=== Given request ===
Each line that holds the word "Width" is to be identified and copied.

--- Begin Dataset extract ---

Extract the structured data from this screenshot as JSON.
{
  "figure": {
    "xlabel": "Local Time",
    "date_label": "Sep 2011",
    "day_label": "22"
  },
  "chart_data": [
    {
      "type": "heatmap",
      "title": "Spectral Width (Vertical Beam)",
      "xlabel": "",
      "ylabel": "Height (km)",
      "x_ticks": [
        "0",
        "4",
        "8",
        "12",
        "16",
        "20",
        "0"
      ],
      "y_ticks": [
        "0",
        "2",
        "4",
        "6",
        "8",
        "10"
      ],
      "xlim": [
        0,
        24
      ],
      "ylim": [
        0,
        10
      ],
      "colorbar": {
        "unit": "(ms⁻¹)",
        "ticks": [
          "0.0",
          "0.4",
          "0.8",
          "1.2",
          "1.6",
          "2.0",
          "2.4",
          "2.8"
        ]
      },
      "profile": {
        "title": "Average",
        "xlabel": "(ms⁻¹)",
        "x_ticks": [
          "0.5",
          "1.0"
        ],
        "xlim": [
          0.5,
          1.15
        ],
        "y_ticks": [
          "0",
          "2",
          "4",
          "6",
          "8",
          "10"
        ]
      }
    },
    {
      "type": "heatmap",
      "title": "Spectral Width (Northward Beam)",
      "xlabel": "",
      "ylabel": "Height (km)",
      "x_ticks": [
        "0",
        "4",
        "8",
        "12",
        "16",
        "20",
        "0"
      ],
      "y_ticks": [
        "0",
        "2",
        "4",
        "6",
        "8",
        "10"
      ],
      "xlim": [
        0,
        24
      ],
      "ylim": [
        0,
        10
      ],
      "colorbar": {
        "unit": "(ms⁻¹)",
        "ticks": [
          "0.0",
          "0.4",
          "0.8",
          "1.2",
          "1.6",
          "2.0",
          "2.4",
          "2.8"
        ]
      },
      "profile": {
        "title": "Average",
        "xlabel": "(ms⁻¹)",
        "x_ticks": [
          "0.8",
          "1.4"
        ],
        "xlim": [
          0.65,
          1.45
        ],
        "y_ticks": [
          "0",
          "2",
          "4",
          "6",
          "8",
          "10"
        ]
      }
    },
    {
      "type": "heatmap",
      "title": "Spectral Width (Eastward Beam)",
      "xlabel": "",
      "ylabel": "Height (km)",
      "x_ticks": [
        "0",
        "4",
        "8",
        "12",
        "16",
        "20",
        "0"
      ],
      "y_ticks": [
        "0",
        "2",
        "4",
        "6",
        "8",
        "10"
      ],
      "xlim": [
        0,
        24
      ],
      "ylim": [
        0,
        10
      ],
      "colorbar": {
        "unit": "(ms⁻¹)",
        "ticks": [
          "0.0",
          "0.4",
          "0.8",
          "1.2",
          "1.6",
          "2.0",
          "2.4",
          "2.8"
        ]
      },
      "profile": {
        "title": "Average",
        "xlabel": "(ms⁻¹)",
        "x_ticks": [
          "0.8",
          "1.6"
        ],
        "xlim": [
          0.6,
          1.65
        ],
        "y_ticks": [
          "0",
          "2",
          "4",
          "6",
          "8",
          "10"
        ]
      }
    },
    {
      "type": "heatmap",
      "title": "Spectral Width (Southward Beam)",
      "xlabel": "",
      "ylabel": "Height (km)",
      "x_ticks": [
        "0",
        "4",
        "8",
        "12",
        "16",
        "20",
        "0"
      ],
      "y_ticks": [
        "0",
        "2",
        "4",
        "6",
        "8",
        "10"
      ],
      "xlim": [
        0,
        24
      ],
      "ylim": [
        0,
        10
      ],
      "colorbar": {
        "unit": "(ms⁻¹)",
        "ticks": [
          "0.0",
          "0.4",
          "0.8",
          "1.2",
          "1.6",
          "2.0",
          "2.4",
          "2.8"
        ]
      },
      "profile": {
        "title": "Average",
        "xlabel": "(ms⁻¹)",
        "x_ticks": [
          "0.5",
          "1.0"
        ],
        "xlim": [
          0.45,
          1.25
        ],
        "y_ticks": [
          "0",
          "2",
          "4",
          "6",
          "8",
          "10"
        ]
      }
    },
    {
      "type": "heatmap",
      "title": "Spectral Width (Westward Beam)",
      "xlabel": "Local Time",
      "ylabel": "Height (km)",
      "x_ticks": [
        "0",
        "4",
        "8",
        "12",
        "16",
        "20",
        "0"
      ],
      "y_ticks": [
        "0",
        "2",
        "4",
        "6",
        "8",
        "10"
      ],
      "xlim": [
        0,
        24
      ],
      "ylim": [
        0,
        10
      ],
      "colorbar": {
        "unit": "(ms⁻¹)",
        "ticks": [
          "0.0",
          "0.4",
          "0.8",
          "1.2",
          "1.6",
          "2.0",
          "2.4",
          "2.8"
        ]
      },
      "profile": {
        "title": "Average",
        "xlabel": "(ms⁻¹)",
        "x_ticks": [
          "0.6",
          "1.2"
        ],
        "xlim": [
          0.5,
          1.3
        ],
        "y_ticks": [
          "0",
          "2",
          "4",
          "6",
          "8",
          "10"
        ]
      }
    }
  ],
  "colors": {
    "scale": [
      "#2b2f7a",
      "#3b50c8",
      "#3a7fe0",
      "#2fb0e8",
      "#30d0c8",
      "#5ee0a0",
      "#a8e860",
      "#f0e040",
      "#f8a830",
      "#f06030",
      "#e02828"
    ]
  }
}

--- End Dataset extract ---

=== Exercise response ===
      "title": "Spectral Width (Vertical Beam)",
      "title": "Spectral Width (Northward Beam)",
      "title": "Spectral Width (Eastward Beam)",
      "title": "Spectral Width (Southward Beam)",
      "title": "Spectral Width (Westward Beam)",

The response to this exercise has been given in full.